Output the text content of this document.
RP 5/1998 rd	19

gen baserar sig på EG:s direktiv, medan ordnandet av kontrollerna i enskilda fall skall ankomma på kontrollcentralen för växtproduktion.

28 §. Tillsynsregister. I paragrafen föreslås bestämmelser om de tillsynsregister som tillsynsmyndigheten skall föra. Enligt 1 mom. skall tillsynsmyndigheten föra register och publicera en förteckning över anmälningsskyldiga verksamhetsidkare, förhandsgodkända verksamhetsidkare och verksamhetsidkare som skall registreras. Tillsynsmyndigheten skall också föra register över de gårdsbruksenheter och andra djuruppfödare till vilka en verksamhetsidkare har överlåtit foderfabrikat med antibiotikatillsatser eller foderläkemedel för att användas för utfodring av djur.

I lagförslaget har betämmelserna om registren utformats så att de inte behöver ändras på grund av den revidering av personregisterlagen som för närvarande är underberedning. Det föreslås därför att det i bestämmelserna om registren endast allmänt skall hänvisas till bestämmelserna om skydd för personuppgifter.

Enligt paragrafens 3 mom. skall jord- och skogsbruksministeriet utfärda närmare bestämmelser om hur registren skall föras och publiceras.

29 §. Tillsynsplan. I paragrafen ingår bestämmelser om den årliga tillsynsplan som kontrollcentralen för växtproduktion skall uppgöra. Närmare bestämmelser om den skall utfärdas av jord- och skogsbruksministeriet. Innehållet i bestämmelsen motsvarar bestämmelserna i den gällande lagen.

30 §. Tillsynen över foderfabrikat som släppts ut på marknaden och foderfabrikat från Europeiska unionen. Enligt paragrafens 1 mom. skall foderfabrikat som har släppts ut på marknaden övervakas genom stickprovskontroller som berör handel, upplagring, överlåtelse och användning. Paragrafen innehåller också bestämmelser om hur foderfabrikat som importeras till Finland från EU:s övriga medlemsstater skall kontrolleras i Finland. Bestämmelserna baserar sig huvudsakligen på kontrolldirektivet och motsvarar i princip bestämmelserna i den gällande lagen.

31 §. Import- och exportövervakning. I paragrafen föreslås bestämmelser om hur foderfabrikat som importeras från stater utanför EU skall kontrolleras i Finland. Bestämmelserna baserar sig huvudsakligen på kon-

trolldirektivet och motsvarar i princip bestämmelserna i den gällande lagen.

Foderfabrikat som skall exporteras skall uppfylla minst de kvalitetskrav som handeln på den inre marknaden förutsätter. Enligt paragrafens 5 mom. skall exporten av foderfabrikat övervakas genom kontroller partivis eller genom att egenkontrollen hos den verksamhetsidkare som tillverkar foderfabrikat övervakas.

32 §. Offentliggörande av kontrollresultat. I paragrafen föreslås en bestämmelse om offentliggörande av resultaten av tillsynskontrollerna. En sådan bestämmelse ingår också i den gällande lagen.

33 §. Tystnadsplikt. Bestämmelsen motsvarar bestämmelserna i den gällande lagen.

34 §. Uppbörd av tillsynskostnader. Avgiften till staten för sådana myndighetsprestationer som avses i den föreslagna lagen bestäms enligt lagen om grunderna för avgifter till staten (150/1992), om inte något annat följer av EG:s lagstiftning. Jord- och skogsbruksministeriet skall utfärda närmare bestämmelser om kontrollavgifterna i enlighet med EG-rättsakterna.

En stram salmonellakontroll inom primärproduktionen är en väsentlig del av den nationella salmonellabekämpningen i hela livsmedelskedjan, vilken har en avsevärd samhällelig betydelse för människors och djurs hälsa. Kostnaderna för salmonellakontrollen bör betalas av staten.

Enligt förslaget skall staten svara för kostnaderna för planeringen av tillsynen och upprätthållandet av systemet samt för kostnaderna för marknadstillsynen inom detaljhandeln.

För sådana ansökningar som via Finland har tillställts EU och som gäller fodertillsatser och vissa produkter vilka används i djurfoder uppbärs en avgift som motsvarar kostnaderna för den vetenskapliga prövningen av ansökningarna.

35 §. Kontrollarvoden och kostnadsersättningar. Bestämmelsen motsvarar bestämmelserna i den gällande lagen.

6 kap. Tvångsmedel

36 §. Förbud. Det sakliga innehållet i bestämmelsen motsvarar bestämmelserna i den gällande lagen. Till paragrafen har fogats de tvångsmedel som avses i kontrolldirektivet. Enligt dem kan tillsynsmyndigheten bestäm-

-----

» **Work instruction**
Whenever the word "avses" appears in a line of the listing, report that line.

» **Result for this task**
34 §. Uppbörd av tillsynskostnader. Avgiften till staten för sådana myndighetsprestationer som avses i den föreslagna lagen bestäms enligt lagen om grunderna för avgifter till staten (150/1992), om inte något annat följer av EG:s lagstiftning. Jord- och skogsbruksministeriet skall utfärda närmare bestämmelser om kontrollavgifterna i enlighet med EG-rättsakterna.
36 §. Förbud. Det sakliga innehållet i bestämmelsen motsvarar bestämmelserna i den gällande lagen. Till paragrafen har fogats de tvångsmedel som avses i kontrolldirektivet. Enligt dem kan tillsynsmyndigheten bestäm-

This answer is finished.